- [TASK DIRECTIONS]:
Answer these questions from the text on reciprocal translocations below.
1. How many consecutive spontaneous abortions had the couple experienced?
2. Which hospital's Institutional Review Board reviewed and approved the study?
3. On what cells were the couple's cytogenetic karyotype analyses performed?

- [TEXT FOR ANALYSIS]:
———

During meiosis, three theoretical segregation patterns (2:2, 3:1 or 4:0) might occur in the presence of a reciprocal translocation, resulting in 32 possible gametes with the consideration of recombination [4]. But only two gametes from the alternate segregation mode are normal or balanced, and the others are unbalanced with an estimated prevalence of 60–70% [4,5,6]. However, Preimplantation genetic testing for chromosomal structural rearrangements (PGT-SR) following an in vitro fertilization (IVF) procedure has become an attractive option for translocation carrier couples to improve the pregnancy outcomes by selecting balanced/euploid embryos [1, 7]. To date, the vast majority of the PGT-SR studies were conducted in couples in which one of the partners is a carrier for a reciprocal translocation [2, 4,5,6,7,8]. By contrast, limited knowledge is known on the data of PGT-SR when both parents have a reciprocal translocation. Are double translocations associated with double risks? Here, we for the first time present a healthy live birth derived from a non-consanguineous couple carrying two different reciprocal translocations involving four chromosomes by PGT-SR combine with translocation breakpoint identification and show how relevant genetic counseling data can be generated. Moreover, we specifically reviewed the available literature to estimate the reproductive risk and discuss counseling approaches when couples with double reciprocal translocations.
Methods
Case presentation
A 30-year-old woman and her 35-year-old husband, both phenotypically normal, were not consanguineous. They were referred for a 5-year history of secondary infertility and had experienced 3 consecutive spontaneous abortions at 5 or 6 weeks of gestation, none of which had been cytogenetically examined. The wife’s gynecological examination was normal and the husband had no abnormality on semen analysis. No histories of abnormal pregnancy were reported in the family history, as shown in the pedigree (Fig. 1a).
Pedigree study and translocation breakpoint identification for the couple. a Pedigree of the family. b Karyotype analysis of the wife 46,XX,t(10;16)(q25.2;q12.1) and the husband 46,XY,t(9;14)(p21.1;q12). c Junction-spanning PCR with Sanger sequencing showed four precise reciprocal translocation breakpoints of the couple. WB1 = wife breakpoint 1; WB2 = wife breakpoint 2; HB1 = husband breakpoint 1; HB2 = husband breakpoint 2
This study was reviewed and approved by the Institutional Review Board (IRB) of Guangdong Women and Children Hospital. Written consent was obtained from parents before commencing the study.
Cytogenetic study
Cytogenetic karyotype analyses were performed on peripheral blood lymphocytes from the couple according to the conventional technique.

———

- [PROVIDED MATERIAL]:

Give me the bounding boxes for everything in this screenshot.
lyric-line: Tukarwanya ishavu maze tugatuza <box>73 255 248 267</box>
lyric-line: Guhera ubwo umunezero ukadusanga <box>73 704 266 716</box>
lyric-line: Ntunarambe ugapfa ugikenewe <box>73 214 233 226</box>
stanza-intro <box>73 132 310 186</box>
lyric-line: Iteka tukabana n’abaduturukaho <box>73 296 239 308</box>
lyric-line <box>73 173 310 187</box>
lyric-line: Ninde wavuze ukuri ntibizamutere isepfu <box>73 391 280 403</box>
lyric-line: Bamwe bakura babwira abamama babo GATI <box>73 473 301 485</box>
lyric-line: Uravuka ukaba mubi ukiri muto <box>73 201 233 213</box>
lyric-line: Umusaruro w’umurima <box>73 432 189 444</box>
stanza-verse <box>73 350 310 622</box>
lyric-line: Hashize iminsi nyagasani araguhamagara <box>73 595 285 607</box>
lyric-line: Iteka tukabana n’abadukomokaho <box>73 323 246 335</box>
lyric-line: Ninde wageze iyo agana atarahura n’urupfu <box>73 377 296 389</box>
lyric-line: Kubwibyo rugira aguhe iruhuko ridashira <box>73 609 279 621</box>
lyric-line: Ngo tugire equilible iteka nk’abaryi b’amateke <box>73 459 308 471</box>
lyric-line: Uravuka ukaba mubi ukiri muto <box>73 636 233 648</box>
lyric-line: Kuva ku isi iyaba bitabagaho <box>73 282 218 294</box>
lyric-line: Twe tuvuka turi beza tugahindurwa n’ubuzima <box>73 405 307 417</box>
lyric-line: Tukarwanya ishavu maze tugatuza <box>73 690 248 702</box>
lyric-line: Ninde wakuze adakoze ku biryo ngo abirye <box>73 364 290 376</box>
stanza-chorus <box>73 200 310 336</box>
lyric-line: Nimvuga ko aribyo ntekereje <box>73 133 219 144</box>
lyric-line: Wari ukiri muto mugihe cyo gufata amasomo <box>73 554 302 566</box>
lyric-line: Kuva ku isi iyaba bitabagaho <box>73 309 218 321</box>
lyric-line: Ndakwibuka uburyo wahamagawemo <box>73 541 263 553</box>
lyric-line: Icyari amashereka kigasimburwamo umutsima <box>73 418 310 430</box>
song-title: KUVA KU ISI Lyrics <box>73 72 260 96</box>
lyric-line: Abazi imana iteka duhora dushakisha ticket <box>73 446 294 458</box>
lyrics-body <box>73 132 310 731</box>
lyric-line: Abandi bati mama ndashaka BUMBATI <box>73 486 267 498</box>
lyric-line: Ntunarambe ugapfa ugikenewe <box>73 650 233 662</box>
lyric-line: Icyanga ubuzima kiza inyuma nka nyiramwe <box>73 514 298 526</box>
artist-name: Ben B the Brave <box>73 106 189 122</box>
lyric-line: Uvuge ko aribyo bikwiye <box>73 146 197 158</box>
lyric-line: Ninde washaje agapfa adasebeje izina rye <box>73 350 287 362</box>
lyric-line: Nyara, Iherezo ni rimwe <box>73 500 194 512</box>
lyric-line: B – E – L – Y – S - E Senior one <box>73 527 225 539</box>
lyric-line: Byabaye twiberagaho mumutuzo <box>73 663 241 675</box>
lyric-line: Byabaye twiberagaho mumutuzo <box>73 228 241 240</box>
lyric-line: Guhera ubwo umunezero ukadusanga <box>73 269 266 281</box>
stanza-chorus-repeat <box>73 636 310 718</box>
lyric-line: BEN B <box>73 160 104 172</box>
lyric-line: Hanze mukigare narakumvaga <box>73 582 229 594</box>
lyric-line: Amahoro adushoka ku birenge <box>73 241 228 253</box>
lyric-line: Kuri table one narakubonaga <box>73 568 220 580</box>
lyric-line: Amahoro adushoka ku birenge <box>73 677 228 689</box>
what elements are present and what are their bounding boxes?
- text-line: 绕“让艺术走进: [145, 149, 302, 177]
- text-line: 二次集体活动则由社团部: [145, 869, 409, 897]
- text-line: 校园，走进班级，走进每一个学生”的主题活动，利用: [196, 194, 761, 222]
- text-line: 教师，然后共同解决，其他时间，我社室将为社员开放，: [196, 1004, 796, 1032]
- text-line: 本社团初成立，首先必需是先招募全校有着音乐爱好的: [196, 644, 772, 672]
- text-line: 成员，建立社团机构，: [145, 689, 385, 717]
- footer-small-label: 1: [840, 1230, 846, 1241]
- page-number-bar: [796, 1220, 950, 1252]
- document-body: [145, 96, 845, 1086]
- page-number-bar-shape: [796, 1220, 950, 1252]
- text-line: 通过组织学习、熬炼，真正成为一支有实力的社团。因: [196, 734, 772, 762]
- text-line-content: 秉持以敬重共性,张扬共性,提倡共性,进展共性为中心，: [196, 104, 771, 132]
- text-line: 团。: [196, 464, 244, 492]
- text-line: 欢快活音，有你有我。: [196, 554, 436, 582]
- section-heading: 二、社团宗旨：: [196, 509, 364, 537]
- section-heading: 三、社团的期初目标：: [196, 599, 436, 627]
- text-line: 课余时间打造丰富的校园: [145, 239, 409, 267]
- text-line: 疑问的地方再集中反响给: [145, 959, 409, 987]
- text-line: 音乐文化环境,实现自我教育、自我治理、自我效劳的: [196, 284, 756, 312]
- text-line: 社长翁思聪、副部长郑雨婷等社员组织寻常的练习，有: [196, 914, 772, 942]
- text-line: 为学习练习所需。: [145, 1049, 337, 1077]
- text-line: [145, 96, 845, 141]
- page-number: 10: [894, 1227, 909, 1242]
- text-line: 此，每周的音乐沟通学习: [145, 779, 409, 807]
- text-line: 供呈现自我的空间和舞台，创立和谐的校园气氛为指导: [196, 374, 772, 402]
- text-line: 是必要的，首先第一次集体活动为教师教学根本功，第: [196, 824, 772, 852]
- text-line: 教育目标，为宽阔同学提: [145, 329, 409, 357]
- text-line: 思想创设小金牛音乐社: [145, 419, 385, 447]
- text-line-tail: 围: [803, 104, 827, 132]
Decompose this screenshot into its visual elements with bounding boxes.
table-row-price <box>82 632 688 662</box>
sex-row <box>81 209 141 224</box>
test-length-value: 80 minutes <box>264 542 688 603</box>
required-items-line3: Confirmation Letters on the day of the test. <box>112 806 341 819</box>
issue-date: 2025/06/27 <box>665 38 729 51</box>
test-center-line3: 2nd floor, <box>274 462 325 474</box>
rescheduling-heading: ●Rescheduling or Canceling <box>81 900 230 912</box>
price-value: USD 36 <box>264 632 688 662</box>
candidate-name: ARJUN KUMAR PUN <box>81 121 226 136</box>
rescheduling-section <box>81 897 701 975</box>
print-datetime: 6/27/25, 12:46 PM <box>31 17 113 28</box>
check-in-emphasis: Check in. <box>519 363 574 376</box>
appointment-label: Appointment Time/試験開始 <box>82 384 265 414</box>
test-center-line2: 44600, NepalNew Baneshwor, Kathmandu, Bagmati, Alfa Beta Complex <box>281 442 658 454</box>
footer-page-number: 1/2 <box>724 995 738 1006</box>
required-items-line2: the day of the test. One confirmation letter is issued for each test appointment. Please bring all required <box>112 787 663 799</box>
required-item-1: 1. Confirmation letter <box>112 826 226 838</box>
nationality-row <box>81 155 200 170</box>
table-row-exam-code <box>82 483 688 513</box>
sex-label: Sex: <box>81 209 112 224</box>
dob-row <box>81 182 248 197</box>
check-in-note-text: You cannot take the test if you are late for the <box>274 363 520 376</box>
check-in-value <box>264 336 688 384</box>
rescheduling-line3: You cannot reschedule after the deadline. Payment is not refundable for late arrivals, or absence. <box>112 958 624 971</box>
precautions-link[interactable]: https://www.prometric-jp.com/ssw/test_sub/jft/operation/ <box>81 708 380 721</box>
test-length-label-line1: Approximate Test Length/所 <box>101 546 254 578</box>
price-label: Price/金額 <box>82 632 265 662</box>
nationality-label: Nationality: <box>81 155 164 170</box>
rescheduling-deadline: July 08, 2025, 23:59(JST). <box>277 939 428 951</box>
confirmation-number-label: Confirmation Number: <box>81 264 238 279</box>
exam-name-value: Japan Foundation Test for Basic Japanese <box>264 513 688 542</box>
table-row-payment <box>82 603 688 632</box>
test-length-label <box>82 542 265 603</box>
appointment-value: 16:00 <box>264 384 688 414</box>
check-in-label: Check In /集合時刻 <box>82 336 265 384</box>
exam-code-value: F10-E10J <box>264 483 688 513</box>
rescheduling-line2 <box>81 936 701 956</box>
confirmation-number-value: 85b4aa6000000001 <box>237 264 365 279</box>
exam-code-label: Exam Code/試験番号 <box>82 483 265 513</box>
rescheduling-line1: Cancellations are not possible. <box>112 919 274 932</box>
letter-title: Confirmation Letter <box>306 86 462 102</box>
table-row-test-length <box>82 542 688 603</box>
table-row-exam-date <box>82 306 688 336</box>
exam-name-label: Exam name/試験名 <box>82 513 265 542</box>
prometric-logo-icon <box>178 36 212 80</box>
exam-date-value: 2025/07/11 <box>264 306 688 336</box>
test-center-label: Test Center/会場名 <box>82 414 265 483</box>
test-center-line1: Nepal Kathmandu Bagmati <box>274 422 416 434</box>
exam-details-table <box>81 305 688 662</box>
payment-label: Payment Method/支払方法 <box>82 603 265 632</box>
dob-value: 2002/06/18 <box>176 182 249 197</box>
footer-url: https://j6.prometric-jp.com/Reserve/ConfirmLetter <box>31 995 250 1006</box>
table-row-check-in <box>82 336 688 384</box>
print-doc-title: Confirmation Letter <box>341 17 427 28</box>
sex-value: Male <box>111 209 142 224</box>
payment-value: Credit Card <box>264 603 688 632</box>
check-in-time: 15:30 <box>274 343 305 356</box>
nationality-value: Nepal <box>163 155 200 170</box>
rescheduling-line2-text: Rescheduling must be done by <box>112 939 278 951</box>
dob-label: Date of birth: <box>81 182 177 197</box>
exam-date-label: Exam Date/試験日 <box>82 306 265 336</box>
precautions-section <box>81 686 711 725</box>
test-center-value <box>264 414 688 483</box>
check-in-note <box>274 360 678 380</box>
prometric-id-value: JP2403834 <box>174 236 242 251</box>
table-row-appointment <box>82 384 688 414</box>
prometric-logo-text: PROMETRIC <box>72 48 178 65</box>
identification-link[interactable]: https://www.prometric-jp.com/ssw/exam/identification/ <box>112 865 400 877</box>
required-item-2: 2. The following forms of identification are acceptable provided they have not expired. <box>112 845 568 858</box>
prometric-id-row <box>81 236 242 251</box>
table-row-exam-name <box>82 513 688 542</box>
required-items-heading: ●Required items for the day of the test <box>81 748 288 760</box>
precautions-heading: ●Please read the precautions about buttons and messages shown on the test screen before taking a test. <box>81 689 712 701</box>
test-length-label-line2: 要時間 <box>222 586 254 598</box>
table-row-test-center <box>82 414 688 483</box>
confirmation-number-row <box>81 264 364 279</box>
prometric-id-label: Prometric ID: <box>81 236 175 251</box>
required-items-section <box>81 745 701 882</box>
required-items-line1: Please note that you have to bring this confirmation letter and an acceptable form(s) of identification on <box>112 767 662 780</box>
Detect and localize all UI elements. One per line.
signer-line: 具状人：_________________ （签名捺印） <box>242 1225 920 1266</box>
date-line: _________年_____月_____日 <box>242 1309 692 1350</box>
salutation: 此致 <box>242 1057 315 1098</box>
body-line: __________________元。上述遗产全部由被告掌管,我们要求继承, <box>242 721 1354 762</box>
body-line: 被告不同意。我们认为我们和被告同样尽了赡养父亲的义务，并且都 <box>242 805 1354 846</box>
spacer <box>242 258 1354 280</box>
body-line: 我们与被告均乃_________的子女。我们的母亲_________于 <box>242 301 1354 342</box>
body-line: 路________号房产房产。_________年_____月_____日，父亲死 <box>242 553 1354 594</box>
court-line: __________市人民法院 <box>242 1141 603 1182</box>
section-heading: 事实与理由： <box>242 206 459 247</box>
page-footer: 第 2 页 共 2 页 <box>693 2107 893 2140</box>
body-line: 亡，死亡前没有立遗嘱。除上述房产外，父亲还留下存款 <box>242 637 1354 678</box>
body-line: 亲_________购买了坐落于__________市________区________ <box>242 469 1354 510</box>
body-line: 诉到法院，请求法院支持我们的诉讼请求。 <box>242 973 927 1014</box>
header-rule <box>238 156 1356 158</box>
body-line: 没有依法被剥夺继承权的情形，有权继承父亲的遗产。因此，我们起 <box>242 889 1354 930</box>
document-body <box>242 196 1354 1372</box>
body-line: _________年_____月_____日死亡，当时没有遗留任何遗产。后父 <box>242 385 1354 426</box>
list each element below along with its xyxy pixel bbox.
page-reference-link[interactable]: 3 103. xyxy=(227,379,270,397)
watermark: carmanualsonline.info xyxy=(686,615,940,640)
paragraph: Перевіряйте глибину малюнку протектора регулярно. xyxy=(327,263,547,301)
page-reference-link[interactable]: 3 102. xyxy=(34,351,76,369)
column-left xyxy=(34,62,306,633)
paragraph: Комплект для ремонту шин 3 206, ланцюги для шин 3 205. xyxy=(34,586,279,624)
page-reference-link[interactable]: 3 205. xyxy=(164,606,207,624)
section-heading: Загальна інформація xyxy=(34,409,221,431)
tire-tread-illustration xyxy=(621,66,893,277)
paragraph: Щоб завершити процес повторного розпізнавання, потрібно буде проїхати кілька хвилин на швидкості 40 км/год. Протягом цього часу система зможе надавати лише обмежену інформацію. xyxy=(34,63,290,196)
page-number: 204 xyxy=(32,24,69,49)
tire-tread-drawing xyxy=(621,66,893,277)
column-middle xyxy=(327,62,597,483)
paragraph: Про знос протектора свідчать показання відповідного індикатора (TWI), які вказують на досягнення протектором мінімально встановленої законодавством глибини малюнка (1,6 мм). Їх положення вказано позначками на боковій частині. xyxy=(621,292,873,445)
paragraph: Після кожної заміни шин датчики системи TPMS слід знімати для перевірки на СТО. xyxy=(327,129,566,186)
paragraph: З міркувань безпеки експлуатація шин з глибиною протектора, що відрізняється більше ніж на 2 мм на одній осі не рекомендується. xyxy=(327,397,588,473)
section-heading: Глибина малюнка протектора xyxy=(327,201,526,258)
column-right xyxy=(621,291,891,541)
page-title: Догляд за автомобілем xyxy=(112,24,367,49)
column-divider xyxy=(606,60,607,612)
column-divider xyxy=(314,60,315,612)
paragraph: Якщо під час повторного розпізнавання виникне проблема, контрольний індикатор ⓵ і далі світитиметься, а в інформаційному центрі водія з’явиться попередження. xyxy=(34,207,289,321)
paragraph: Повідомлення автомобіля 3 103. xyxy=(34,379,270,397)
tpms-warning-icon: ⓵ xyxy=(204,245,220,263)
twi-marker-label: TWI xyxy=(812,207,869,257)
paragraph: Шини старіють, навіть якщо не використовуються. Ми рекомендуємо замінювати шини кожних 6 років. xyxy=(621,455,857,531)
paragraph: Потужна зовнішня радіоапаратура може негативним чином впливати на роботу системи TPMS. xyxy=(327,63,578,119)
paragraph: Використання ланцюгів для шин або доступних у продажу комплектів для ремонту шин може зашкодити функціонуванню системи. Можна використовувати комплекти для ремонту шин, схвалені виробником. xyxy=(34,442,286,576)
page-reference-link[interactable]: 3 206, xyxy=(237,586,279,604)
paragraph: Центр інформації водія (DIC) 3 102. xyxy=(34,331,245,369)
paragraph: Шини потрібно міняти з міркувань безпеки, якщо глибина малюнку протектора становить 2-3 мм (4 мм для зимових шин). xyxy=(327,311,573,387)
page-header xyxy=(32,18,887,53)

———

- [EXERCISE SOLUTION]:
1. Three.
2. Guangdong Women and Children Hospital.
3. Peripheral blood lymphocytes.